Ripeti parola per parola il pezzo del brano sull'Erasmus in Spagna che comincia con "Nel corso della" e va avanti fino a "di momenti speciali.".

Brano fornito
┌────────

I LICEI DI CANICATTÌ IN SPAGNA PER LA TERZA MOBILITÀ ERASMUS

Nel corso della nostra vita si susseguono innumerevoli momenti. Alcuni sono futili e scompaiono dalla nostra memoria in pochissimo tempo, finiscono direttamente nel dimenticatoio; altri, invece, lasciano un segno indelebile dentro di noi. Per quanto mi riguarda, terrò sempre vivo il ricordo di un’esperienza a cui ho partecipato dal 25 al 29 settembre 2023: l’Erasmus in Spagna. Sono solo 5 giorni…un arco di tempo oggettivamente limitato, ma denso di momenti speciali.
Nel progetto EQ HELPS+ ERASMUS 2022/2023 sono state coinvolte, oltre all’Italia e alla Spagna, anche la Grecia e il Portogallo, per un totale di 4 mobilità (questa era la terza).
Durante la permanenza in Catalogna, io e gli altri 14 ragazzi, provenienti dai 3 Paesi partner, siamo stati ospitati dalle famiglie dei partecipanti spagnoli, che ci hanno accolto con affetto e disponibilità.
Le attività, che abbiamo svolto all’Istituto “Miquel Martí i Pol” di Roda de Ter e in molti altri spazi, erano finalizzate allo sviluppo di competenze legate allo sport e, in particolare, alla leadership. Ci siamo cimentati nell’equitazione, nel bowling catalano, nella sardana (una tipica danza circolare che ricorda per certi versi la tarantella siciliana), nonché in classiche competizioni di calcio e pallavolo. Tra i vari workshop non posso non citare quello volto alla realizzazione di uno spot pubblicitario sul concetto di coaching. Particolarmente stimolanti sono state anche le ore trascorse presso “La Granja Bcn”, una sorta di parco-avventura specializzato nell’apprendimento emozionale. Attraverso diversi percorsi in mezzo agli alberi, abbiamo messo alla prova coraggio, abilità fisiche, capacità di problem-solving ma anche la nostra fiducia negli altri. Tu, per esempio, te la sentiresti di camminare da bendato lungo i tortuosi sentieri di un bosco, facendoti guidare (ovviamente in inglese) da un tuo coetaneo straniero? Questa è solo una delle tante prove che abbiamo affrontato e che ci hanno fortificato.

└────────

Dati salvati
┌────────

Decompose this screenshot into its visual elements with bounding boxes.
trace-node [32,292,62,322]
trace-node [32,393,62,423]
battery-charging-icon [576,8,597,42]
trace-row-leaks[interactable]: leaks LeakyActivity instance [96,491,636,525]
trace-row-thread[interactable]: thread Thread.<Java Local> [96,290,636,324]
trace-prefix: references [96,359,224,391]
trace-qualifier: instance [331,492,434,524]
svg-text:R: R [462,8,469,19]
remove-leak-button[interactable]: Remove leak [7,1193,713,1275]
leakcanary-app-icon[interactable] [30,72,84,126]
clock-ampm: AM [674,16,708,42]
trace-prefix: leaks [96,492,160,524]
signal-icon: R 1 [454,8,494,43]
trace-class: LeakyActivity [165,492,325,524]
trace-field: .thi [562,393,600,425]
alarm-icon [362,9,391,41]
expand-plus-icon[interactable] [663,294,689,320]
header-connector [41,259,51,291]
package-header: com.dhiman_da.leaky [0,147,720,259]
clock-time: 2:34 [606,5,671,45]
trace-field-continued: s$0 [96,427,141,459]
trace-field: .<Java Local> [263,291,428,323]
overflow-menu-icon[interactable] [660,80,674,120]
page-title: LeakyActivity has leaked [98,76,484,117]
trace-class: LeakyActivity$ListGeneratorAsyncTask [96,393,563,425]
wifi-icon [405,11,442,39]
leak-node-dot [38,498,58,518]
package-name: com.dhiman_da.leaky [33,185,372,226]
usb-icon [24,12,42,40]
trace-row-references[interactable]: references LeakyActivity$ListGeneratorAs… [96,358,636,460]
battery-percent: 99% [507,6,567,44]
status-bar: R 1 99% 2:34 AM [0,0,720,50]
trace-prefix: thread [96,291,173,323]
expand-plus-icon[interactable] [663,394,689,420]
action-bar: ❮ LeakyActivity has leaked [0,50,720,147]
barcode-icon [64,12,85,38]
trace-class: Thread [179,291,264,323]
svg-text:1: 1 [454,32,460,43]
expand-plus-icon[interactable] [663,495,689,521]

└────────

La soluzione
Nel corso della nostra vita si susseguono innumerevoli momenti. Alcuni sono futili e scompaiono dalla nostra memoria in pochissimo tempo, finiscono direttamente nel dimenticatoio; altri, invece, lasciano un segno indelebile dentro di noi. Per quanto mi riguarda, terrò sempre vivo il ricordo di un’esperienza a cui ho partecipato dal 25 al 29 settembre 2023: l’Erasmus in Spagna. Sono solo 5 giorni…un arco di tempo oggettivamente limitato, ma denso di momenti speciali.